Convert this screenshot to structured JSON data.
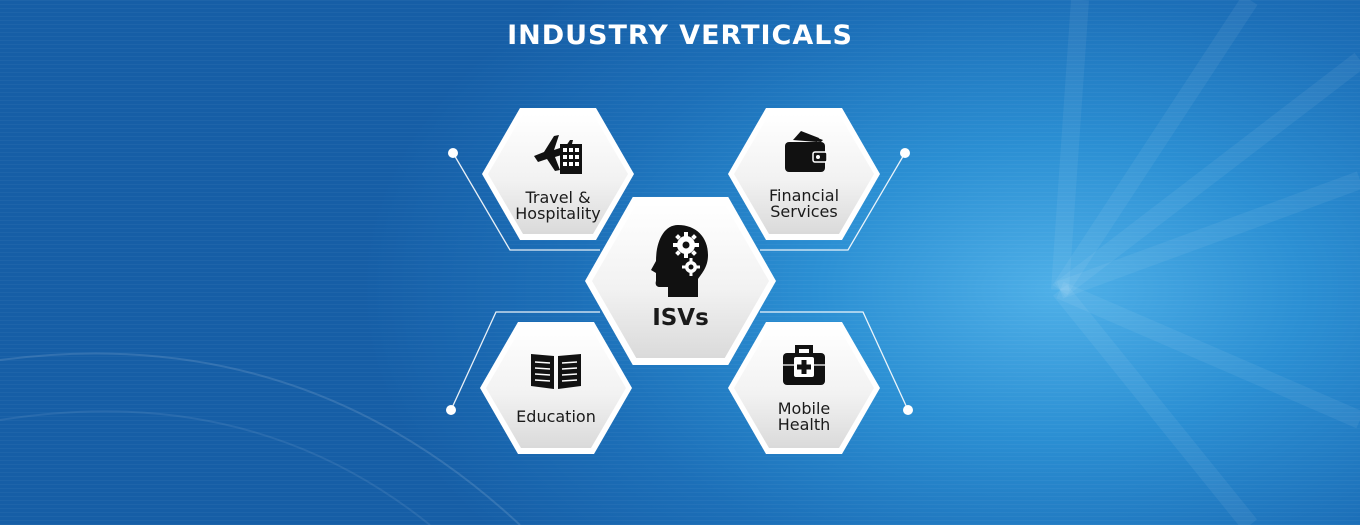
{
  "title": "INDUSTRY VERTICALS",
  "center": {
    "label": "ISVs",
    "icon": "head-gears-icon"
  },
  "verticals": [
    {
      "label": "Travel &\nHospitality",
      "icon": "airplane-building-icon"
    },
    {
      "label": "Financial\nServices",
      "icon": "wallet-icon"
    },
    {
      "label": "Education",
      "icon": "open-book-icon"
    },
    {
      "label": "Mobile\nHealth",
      "icon": "medical-kit-icon"
    }
  ],
  "colors": {
    "background": "#1c6fb8",
    "accent": "#4fb0e8",
    "hex_fill": "#f2f2f2",
    "text": "#1a1a1a"
  }
}
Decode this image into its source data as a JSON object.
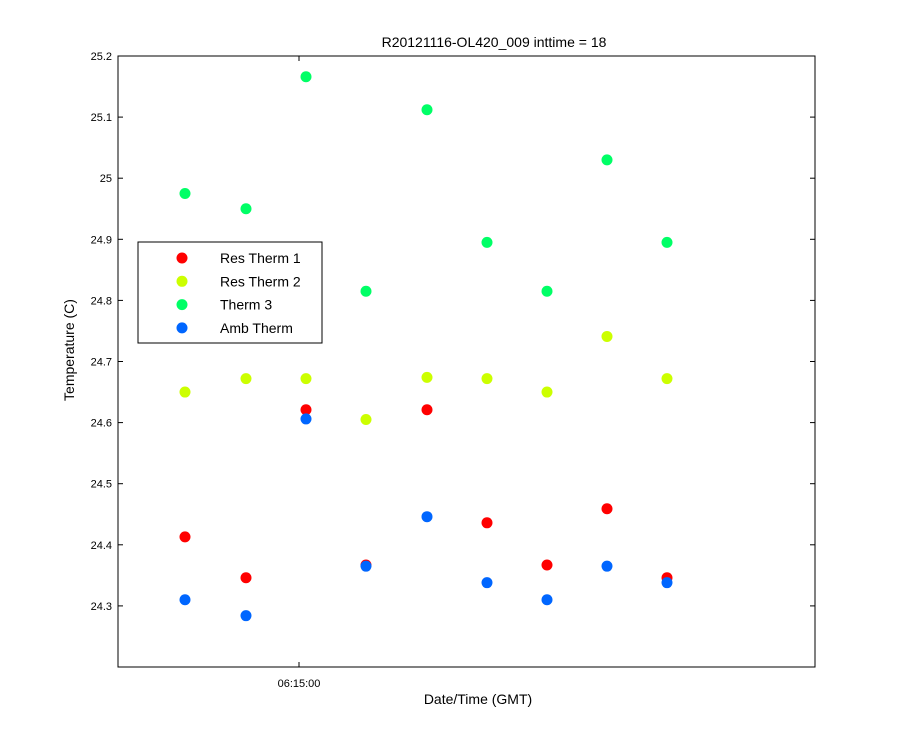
{
  "chart_data": {
    "type": "scatter",
    "title": "R20121116-OL420_009 inttime = 18",
    "xlabel": "Date/Time (GMT)",
    "ylabel": "Temperature (C)",
    "ylim": [
      24.2,
      25.2
    ],
    "yticks": [
      "24.3",
      "24.4",
      "24.5",
      "24.6",
      "24.7",
      "24.8",
      "24.9",
      "25",
      "25.1",
      "25.2"
    ],
    "xtick_labels": [
      "06:15:00"
    ],
    "grid": false,
    "legend_position": "left",
    "series": [
      {
        "name": "Res Therm 1",
        "color": "#ff0000",
        "values": [
          24.413,
          24.346,
          24.621,
          24.367,
          24.621,
          24.436,
          24.367,
          24.459,
          24.346
        ]
      },
      {
        "name": "Res Therm 2",
        "color": "#ccff00",
        "values": [
          24.65,
          24.672,
          24.672,
          24.605,
          24.674,
          24.672,
          24.65,
          24.741,
          24.672
        ]
      },
      {
        "name": "Therm 3",
        "color": "#00ff66",
        "values": [
          24.975,
          24.95,
          25.166,
          24.815,
          25.112,
          24.895,
          24.815,
          25.03,
          24.895
        ]
      },
      {
        "name": "Amb Therm",
        "color": "#0066ff",
        "values": [
          24.31,
          24.284,
          24.606,
          24.365,
          24.446,
          24.338,
          24.31,
          24.365,
          24.338
        ]
      }
    ]
  }
}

What the exercise asks> The word "JSON" may appear on some lines. Report how many lines hold it, giving the number alone.

Task output> 2